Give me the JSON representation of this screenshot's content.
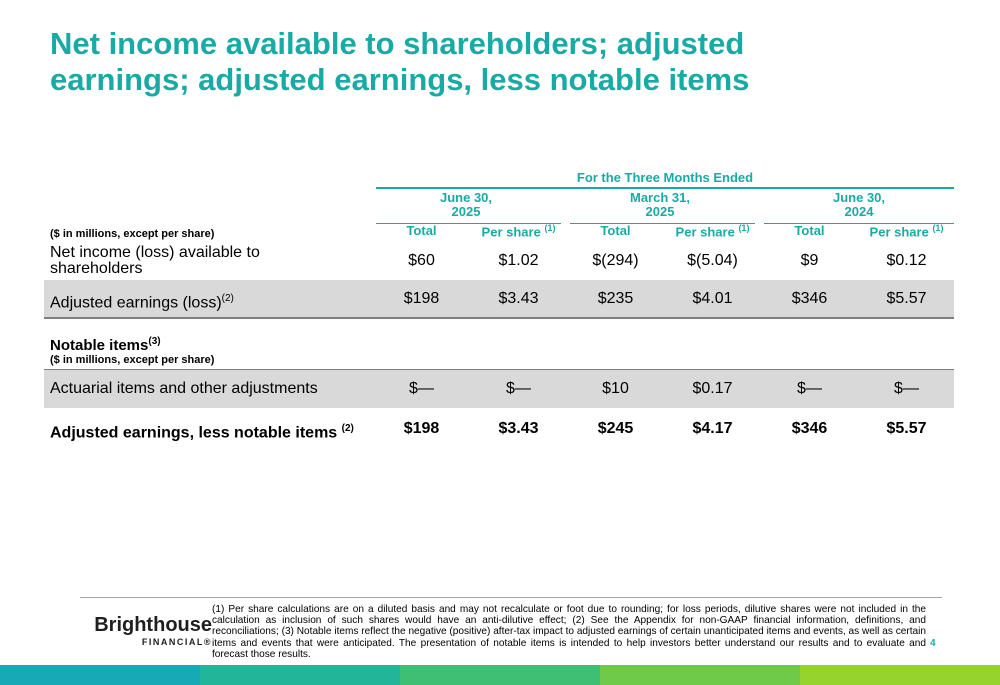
{
  "title": {
    "line1": "Net income available to shareholders; adjusted",
    "line2": "earnings; adjusted earnings, less notable items"
  },
  "table": {
    "period_header": "For the Three Months Ended",
    "periods": [
      {
        "line1": "June 30,",
        "line2": "2025"
      },
      {
        "line1": "March 31,",
        "line2": "2025"
      },
      {
        "line1": "June 30,",
        "line2": "2024"
      }
    ],
    "units_label": "($ in millions, except per share)",
    "subheaders": {
      "total": "Total",
      "per_share": "Per share",
      "per_share_note": "(1)"
    },
    "rows": [
      {
        "label_line1": "Net income (loss) available to",
        "label_line2": "shareholders",
        "values": [
          "$60",
          "$1.02",
          "$(294)",
          "$(5.04)",
          "$9",
          "$0.12"
        ]
      },
      {
        "label": "Adjusted earnings (loss)",
        "note": "(2)",
        "values": [
          "$198",
          "$3.43",
          "$235",
          "$4.01",
          "$346",
          "$5.57"
        ]
      }
    ],
    "notable": {
      "title": "Notable items",
      "note": "(3)",
      "units_label": "($ in millions, except per share)",
      "rows": [
        {
          "label": "Actuarial items and other adjustments",
          "values": [
            "$—",
            "$—",
            "$10",
            "$0.17",
            "$—",
            "$—"
          ]
        }
      ]
    },
    "total_row": {
      "label": "Adjusted earnings, less notable items",
      "note": "(2)",
      "values": [
        "$198",
        "$3.43",
        "$245",
        "$4.17",
        "$346",
        "$5.57"
      ]
    }
  },
  "footer": {
    "logo_main": "Brighthouse",
    "logo_sub": "FINANCIAL",
    "logo_mark": "®",
    "footnote": "(1) Per share calculations are on a diluted basis and may not recalculate or foot due to rounding; for loss periods, dilutive shares were not included in the calculation as inclusion of such shares would have an anti-dilutive effect; (2) See the Appendix for non-GAAP financial information, definitions, and reconciliations; (3) Notable items reflect the negative (positive) after-tax impact to adjusted earnings of certain unanticipated items and events, as well as certain items and events that were anticipated. The presentation of notable items is intended to help investors better understand our results and to evaluate and forecast those results.",
    "page_number": "4"
  },
  "colors": {
    "accent": "#1aaaa5",
    "row_shade": "#d9d9d9",
    "bar": [
      "#17a9b5",
      "#22b59a",
      "#3fbf73",
      "#6fca4a",
      "#96d42d"
    ]
  }
}
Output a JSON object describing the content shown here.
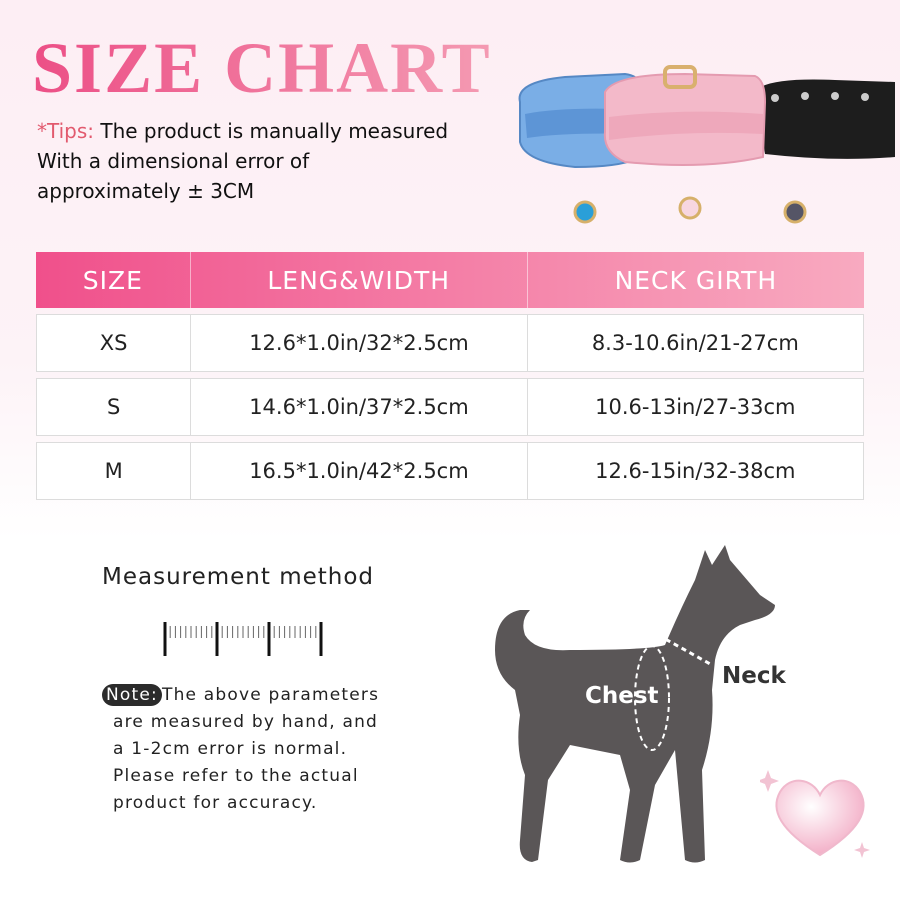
{
  "title": "SIZE CHART",
  "tips": {
    "label": "*Tips:",
    "line1": " The product is manually measured",
    "line2": "With a dimensional error of",
    "line3": "approximately ± 3CM"
  },
  "table": {
    "headers": [
      "SIZE",
      "LENG&WIDTH",
      "NECK GIRTH"
    ],
    "rows": [
      [
        "XS",
        "12.6*1.0in/32*2.5cm",
        "8.3-10.6in/21-27cm"
      ],
      [
        "S",
        "14.6*1.0in/37*2.5cm",
        "10.6-13in/27-33cm"
      ],
      [
        "M",
        "16.5*1.0in/42*2.5cm",
        "12.6-15in/32-38cm"
      ]
    ],
    "header_color_start": "#f0508b",
    "header_color_end": "#f8aac0"
  },
  "measurement": {
    "title": "Measurement method",
    "note_label": "Note:",
    "note_lines": [
      "The above parameters",
      "are measured by hand, and",
      "a 1-2cm error is normal.",
      "Please refer to the actual",
      "product for accuracy."
    ]
  },
  "dog": {
    "chest_label": "Chest",
    "neck_label": "Neck",
    "color": "#5a5657"
  },
  "collar_colors": [
    "#6fa6e0",
    "#f3b7c8",
    "#1c1c1c"
  ]
}
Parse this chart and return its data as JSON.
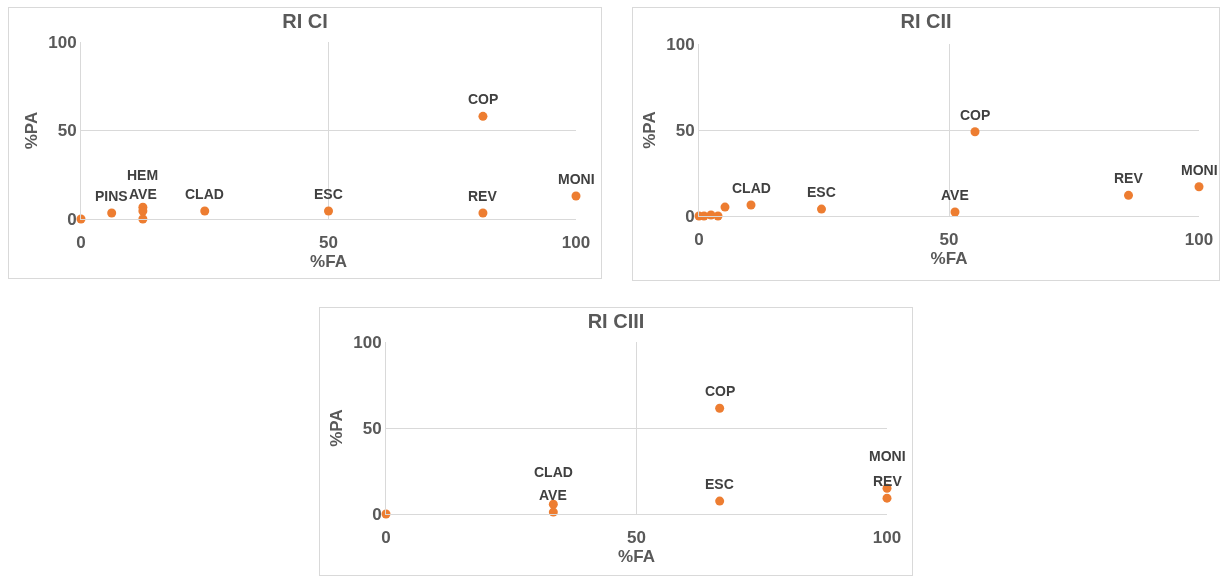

════════════════

▶ DIRECTION:
Omit all pictures while transcribing the entries verbatim.

▶ RESPONSE FOR THIS EXERCISE:
Give me the JSON representation of this screenshot's content.
{
  "title": {
    "line1": "Net income available to shareholders; adjusted",
    "line2": "earnings; adjusted earnings, less notable items"
  },
  "table": {
    "period_header": "For the Three Months Ended",
    "periods": [
      {
        "line1": "June 30,",
        "line2": "2025"
      },
      {
        "line1": "March 31,",
        "line2": "2025"
      },
      {
        "line1": "June 30,",
        "line2": "2024"
      }
    ],
    "units_label": "($ in millions, except per share)",
    "subheaders": {
      "total": "Total",
      "per_share": "Per share",
      "per_share_note": "(1)"
    },
    "rows": [
      {
        "label_line1": "Net income (loss) available to",
        "label_line2": "shareholders",
        "values": [
          "$60",
          "$1.02",
          "$(294)",
          "$(5.04)",
          "$9",
          "$0.12"
        ]
      },
      {
        "label": "Adjusted earnings (loss)",
        "note": "(2)",
        "values": [
          "$198",
          "$3.43",
          "$235",
          "$4.01",
          "$346",
          "$5.57"
        ]
      }
    ],
    "notable": {
      "title": "Notable items",
      "note": "(3)",
      "units_label": "($ in millions, except per share)",
      "rows": [
        {
          "label": "Actuarial items and other adjustments",
          "values": [
            "$—",
            "$—",
            "$10",
            "$0.17",
            "$—",
            "$—"
          ]
        }
      ]
    },
    "total_row": {
      "label": "Adjusted earnings, less notable items",
      "note": "(2)",
      "values": [
        "$198",
        "$3.43",
        "$245",
        "$4.17",
        "$346",
        "$5.57"
      ]
    }
  },
  "footer": {
    "logo_main": "Brighthouse",
    "logo_sub": "FINANCIAL",
    "logo_mark": "®",
    "footnote": "(1) Per share calculations are on a diluted basis and may not recalculate or foot due to rounding; for loss periods, dilutive shares were not included in the calculation as inclusion of such shares would have an anti-dilutive effect; (2) See the Appendix for non-GAAP financial information, definitions, and reconciliations; (3) Notable items reflect the negative (positive) after-tax impact to adjusted earnings of certain unanticipated items and events, as well as certain items and events that were anticipated. The presentation of notable items is intended to help investors better understand our results and to evaluate and forecast those results.",
    "page_number": "4"
  },
  "colors": {
    "accent": "#1aaaa5",
    "row_shade": "#d9d9d9",
    "bar": [
      "#17a9b5",
      "#22b59a",
      "#3fbf73",
      "#6fca4a",
      "#96d42d"
    ]
  }
}
Output a JSON object describing the content shown here.
{
  "title": "SIZE CHART",
  "tips": {
    "label": "*Tips:",
    "line1": " The product is manually measured",
    "line2": "With a dimensional error of",
    "line3": "approximately ± 3CM"
  },
  "table": {
    "headers": [
      "SIZE",
      "LENG&WIDTH",
      "NECK GIRTH"
    ],
    "rows": [
      [
        "XS",
        "12.6*1.0in/32*2.5cm",
        "8.3-10.6in/21-27cm"
      ],
      [
        "S",
        "14.6*1.0in/37*2.5cm",
        "10.6-13in/27-33cm"
      ],
      [
        "M",
        "16.5*1.0in/42*2.5cm",
        "12.6-15in/32-38cm"
      ]
    ],
    "header_color_start": "#f0508b",
    "header_color_end": "#f8aac0"
  },
  "measurement": {
    "title": "Measurement method",
    "note_label": "Note:",
    "note_lines": [
      "The above parameters",
      "are measured by hand, and",
      "a 1-2cm error is normal.",
      "Please refer to the actual",
      "product for accuracy."
    ]
  },
  "dog": {
    "chest_label": "Chest",
    "neck_label": "Neck",
    "color": "#5a5657"
  },
  "collar_colors": [
    "#6fa6e0",
    "#f3b7c8",
    "#1c1c1c"
  ]
}
Parse this chart and return its data as JSON.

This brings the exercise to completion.